— START Data entries —
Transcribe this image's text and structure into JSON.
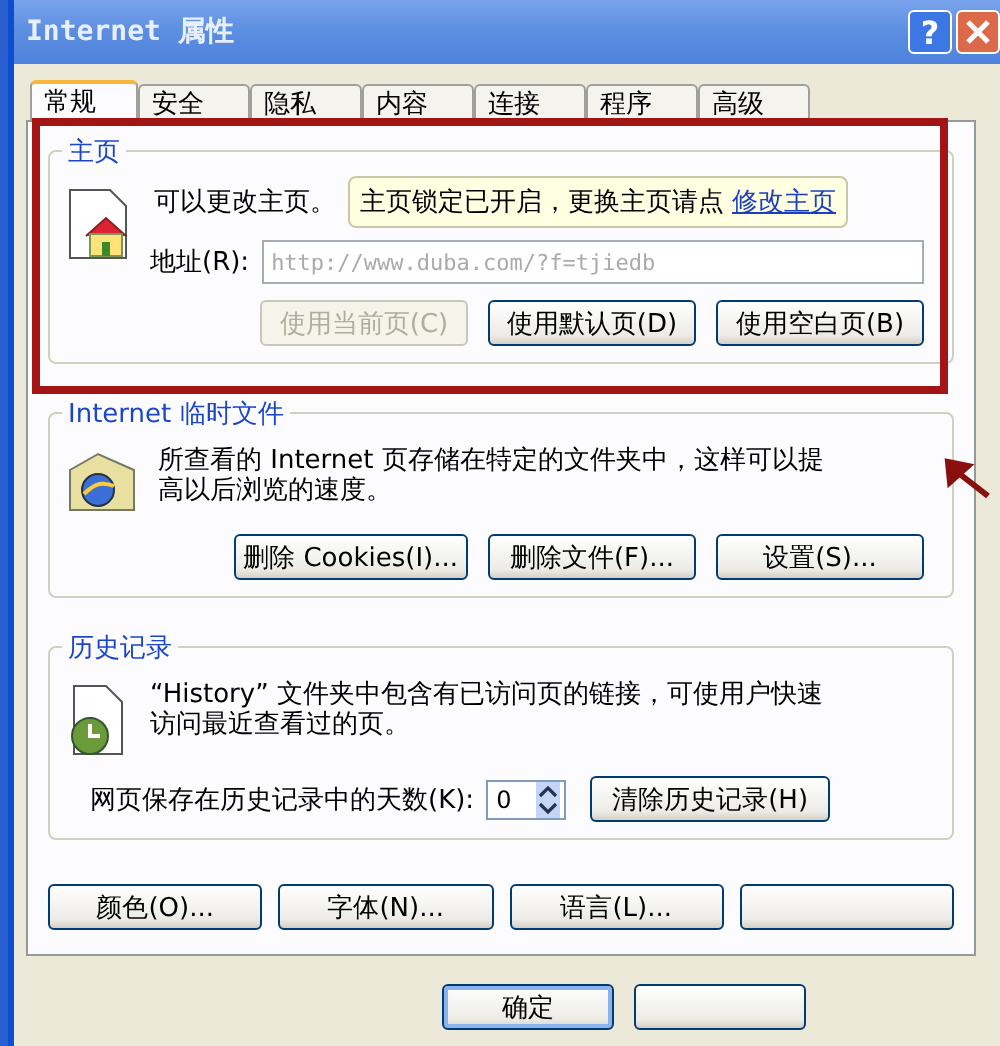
{
  "window": {
    "title": "Internet 属性",
    "help_button": "?"
  },
  "tabs": [
    {
      "label": "常规",
      "selected": true
    },
    {
      "label": "安全",
      "selected": false
    },
    {
      "label": "隐私",
      "selected": false
    },
    {
      "label": "内容",
      "selected": false
    },
    {
      "label": "连接",
      "selected": false
    },
    {
      "label": "程序",
      "selected": false
    },
    {
      "label": "高级",
      "selected": false
    }
  ],
  "homepage": {
    "title": "主页",
    "note": "可以更改主页。",
    "tooltip": {
      "text": "主页锁定已开启，更换主页请点",
      "link": "修改主页"
    },
    "address_label": "地址(R):",
    "address": "http://www.duba.com/?f=tjiedb",
    "address_disabled": true,
    "buttons": [
      {
        "label": "使用当前页(C)",
        "disabled": true
      },
      {
        "label": "使用默认页(D)",
        "disabled": false
      },
      {
        "label": "使用空白页(B)",
        "disabled": false
      }
    ]
  },
  "temp_files": {
    "title": "Internet 临时文件",
    "description": "所查看的 Internet 页存储在特定的文件夹中，这样可以提高以后浏览的速度。",
    "buttons": [
      "删除 Cookies(I)...",
      "删除文件(F)...",
      "设置(S)..."
    ]
  },
  "history": {
    "title": "历史记录",
    "description": "“History” 文件夹中包含有已访问页的链接，可使用户快速访问最近查看过的页。",
    "days_label": "网页保存在历史记录中的天数(K):",
    "days": "0",
    "clear_button": "清除历史记录(H)"
  },
  "bottom_buttons": [
    {
      "kind": "text",
      "label": "颜色(O)..."
    },
    {
      "kind": "text",
      "label": "字体(N)..."
    },
    {
      "kind": "text",
      "label": "语言(L)..."
    },
    {
      "kind": "blank"
    }
  ],
  "dialog_buttons": [
    {
      "kind": "text",
      "label": "确定",
      "default": true
    },
    {
      "kind": "blank",
      "default": false
    }
  ]
}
— END Data entries —
To be done: Take every line above carrying "description" and return it.

Answer below:
    "description": "所查看的 Internet 页存储在特定的文件夹中，这样可以提高以后浏览的速度。",
    "description": "“History” 文件夹中包含有已访问页的链接，可使用户快速访问最近查看过的页。",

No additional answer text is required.